Given exercise :: Output every entry exactly as written.

[Begin Supplied data]

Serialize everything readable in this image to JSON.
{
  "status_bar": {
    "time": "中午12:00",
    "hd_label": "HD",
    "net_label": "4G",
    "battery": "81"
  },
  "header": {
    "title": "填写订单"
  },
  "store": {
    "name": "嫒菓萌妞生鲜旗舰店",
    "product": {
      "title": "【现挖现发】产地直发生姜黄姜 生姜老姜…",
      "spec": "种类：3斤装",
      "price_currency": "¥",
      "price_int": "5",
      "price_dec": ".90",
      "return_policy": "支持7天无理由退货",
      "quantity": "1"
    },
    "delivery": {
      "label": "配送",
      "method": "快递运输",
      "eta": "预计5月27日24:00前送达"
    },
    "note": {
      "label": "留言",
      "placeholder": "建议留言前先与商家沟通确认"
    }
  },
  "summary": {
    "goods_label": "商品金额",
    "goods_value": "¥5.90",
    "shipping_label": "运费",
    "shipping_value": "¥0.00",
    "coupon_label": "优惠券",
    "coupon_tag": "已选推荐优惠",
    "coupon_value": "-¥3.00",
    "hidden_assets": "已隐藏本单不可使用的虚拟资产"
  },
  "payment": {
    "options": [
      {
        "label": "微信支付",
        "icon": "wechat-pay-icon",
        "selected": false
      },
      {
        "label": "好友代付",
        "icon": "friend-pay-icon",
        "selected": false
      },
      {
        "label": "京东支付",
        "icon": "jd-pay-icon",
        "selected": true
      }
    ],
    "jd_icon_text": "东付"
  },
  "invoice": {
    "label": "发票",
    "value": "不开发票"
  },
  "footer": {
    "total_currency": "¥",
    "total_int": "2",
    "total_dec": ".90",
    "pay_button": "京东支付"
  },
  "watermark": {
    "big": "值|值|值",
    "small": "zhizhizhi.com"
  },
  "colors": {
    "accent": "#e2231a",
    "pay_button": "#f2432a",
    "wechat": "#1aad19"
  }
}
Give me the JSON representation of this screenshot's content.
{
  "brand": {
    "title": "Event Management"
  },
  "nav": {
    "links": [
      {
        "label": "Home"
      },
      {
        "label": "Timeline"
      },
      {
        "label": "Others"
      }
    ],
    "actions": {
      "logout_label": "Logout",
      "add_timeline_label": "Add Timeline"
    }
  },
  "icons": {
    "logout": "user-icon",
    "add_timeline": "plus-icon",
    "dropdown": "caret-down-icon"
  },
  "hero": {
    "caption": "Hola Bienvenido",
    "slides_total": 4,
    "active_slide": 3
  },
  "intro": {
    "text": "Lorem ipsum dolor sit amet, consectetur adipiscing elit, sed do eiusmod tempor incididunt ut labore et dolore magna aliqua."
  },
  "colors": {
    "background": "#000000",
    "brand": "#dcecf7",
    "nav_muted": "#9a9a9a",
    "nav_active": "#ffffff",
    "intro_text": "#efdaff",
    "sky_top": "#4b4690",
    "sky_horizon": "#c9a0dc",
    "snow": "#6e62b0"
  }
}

[End Supplied data]

Solution ::
Serialize everything readable in this image to JSON.
{
  "status_bar": {
    "time": "中午12:00",
    "hd_label": "HD",
    "net_label": "4G",
    "battery": "81"
  },
  "header": {
    "title": "填写订单"
  },
  "store": {
    "name": "嫒菓萌妞生鲜旗舰店",
    "product": {
      "title": "【现挖现发】产地直发生姜黄姜 生姜老姜…",
      "spec": "种类：3斤装",
      "price_currency": "¥",
      "price_int": "5",
      "price_dec": ".90",
      "return_policy": "支持7天无理由退货",
      "quantity": "1"
    },
    "delivery": {
      "label": "配送",
      "method": "快递运输",
      "eta": "预计5月27日24:00前送达"
    },
    "note": {
      "label": "留言",
      "placeholder": "建议留言前先与商家沟通确认"
    }
  },
  "summary": {
    "goods_label": "商品金额",
    "goods_value": "¥5.90",
    "shipping_label": "运费",
    "shipping_value": "¥0.00",
    "coupon_label": "优惠券",
    "coupon_tag": "已选推荐优惠",
    "coupon_value": "-¥3.00",
    "hidden_assets": "已隐藏本单不可使用的虚拟资产"
  },
  "payment": {
    "options": [
      {
        "label": "微信支付",
        "icon": "wechat-pay-icon",
        "selected": false
      },
      {
        "label": "好友代付",
        "icon": "friend-pay-icon",
        "selected": false
      },
      {
        "label": "京东支付",
        "icon": "jd-pay-icon",
        "selected": true
      }
    ],
    "jd_icon_text": "东付"
  },
  "invoice": {
    "label": "发票",
    "value": "不开发票"
  },
  "footer": {
    "total_currency": "¥",
    "total_int": "2",
    "total_dec": ".90",
    "pay_button": "京东支付"
  },
  "watermark": {
    "big": "值|值|值",
    "small": "zhizhizhi.com"
  },
  "colors": {
    "accent": "#e2231a",
    "pay_button": "#f2432a",
    "wechat": "#1aad19"
  }
}
Give me the JSON representation of this screenshot's content.
{
  "brand": {
    "title": "Event Management"
  },
  "nav": {
    "links": [
      {
        "label": "Home"
      },
      {
        "label": "Timeline"
      },
      {
        "label": "Others"
      }
    ],
    "actions": {
      "logout_label": "Logout",
      "add_timeline_label": "Add Timeline"
    }
  },
  "icons": {
    "logout": "user-icon",
    "add_timeline": "plus-icon",
    "dropdown": "caret-down-icon"
  },
  "hero": {
    "caption": "Hola Bienvenido",
    "slides_total": 4,
    "active_slide": 3
  },
  "intro": {
    "text": "Lorem ipsum dolor sit amet, consectetur adipiscing elit, sed do eiusmod tempor incididunt ut labore et dolore magna aliqua."
  },
  "colors": {
    "background": "#000000",
    "brand": "#dcecf7",
    "nav_muted": "#9a9a9a",
    "nav_active": "#ffffff",
    "intro_text": "#efdaff",
    "sky_top": "#4b4690",
    "sky_horizon": "#c9a0dc",
    "snow": "#6e62b0"
  }
}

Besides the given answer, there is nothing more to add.